* _REQUIREMENT_
Print all of the data exactly.

— begin ENTRIES SHOWN —

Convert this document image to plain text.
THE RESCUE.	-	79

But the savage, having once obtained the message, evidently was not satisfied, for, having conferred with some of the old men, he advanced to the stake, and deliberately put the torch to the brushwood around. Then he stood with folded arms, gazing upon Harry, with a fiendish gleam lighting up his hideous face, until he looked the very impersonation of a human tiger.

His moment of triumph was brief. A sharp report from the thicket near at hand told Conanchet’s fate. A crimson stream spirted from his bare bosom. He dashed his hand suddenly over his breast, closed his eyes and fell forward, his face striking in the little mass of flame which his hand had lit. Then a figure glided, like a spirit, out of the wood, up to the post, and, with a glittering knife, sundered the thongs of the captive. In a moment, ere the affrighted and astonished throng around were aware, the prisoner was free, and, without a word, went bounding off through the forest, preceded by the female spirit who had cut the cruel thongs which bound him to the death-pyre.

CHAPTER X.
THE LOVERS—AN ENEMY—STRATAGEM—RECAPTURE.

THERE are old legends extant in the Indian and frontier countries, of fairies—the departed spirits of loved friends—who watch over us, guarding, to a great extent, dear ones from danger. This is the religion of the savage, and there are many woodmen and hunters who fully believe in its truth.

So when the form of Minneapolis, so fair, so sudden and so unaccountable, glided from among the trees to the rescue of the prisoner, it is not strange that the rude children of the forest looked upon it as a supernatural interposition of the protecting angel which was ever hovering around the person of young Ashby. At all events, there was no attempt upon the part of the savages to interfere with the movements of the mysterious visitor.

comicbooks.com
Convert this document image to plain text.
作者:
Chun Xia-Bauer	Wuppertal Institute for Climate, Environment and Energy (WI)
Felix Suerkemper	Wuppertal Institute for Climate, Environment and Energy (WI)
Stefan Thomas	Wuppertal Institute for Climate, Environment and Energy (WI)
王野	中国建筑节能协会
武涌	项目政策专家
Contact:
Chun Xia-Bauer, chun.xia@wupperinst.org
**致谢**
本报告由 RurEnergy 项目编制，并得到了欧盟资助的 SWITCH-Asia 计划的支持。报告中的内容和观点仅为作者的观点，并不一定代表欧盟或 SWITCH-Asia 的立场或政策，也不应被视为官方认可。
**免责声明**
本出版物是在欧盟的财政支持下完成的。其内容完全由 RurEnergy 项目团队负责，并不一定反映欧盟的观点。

— end ENTRIES SHOWN —

* _ANSWER BELOW_
Convert this document image to plain text.
THE RESCUE.	-	79

But the savage, having once obtained the message, evidently was not satisfied, for, having conferred with some of the old men, he advanced to the stake, and deliberately put the torch to the brushwood around. Then he stood with folded arms, gazing upon Harry, with a fiendish gleam lighting up his hideous face, until he looked the very impersonation of a human tiger.

His moment of triumph was brief. A sharp report from the thicket near at hand told Conanchet’s fate. A crimson stream spirted from his bare bosom. He dashed his hand suddenly over his breast, closed his eyes and fell forward, his face striking in the little mass of flame which his hand had lit. Then a figure glided, like a spirit, out of the wood, up to the post, and, with a glittering knife, sundered the thongs of the captive. In a moment, ere the affrighted and astonished throng around were aware, the prisoner was free, and, without a word, went bounding off through the forest, preceded by the female spirit who had cut the cruel thongs which bound him to the death-pyre.

CHAPTER X.
THE LOVERS—AN ENEMY—STRATAGEM—RECAPTURE.

THERE are old legends extant in the Indian and frontier countries, of fairies—the departed spirits of loved friends—who watch over us, guarding, to a great extent, dear ones from danger. This is the religion of the savage, and there are many woodmen and hunters who fully believe in its truth.

So when the form of Minneapolis, so fair, so sudden and so unaccountable, glided from among the trees to the rescue of the prisoner, it is not strange that the rude children of the forest looked upon it as a supernatural interposition of the protecting angel which was ever hovering around the person of young Ashby. At all events, there was no attempt upon the part of the savages to interfere with the movements of the mysterious visitor.

comicbooks.com
Convert this document image to plain text.
作者:
Chun Xia-Bauer	Wuppertal Institute for Climate, Environment and Energy (WI)
Felix Suerkemper	Wuppertal Institute for Climate, Environment and Energy (WI)
Stefan Thomas	Wuppertal Institute for Climate, Environment and Energy (WI)
王野	中国建筑节能协会
武涌	项目政策专家
Contact:
Chun Xia-Bauer, chun.xia@wupperinst.org
**致谢**
本报告由 RurEnergy 项目编制，并得到了欧盟资助的 SWITCH-Asia 计划的支持。报告中的内容和观点仅为作者的观点，并不一定代表欧盟或 SWITCH-Asia 的立场或政策，也不应被视为官方认可。
**免责声明**
本出版物是在欧盟的财政支持下完成的。其内容完全由 RurEnergy 项目团队负责，并不一定反映欧盟的观点。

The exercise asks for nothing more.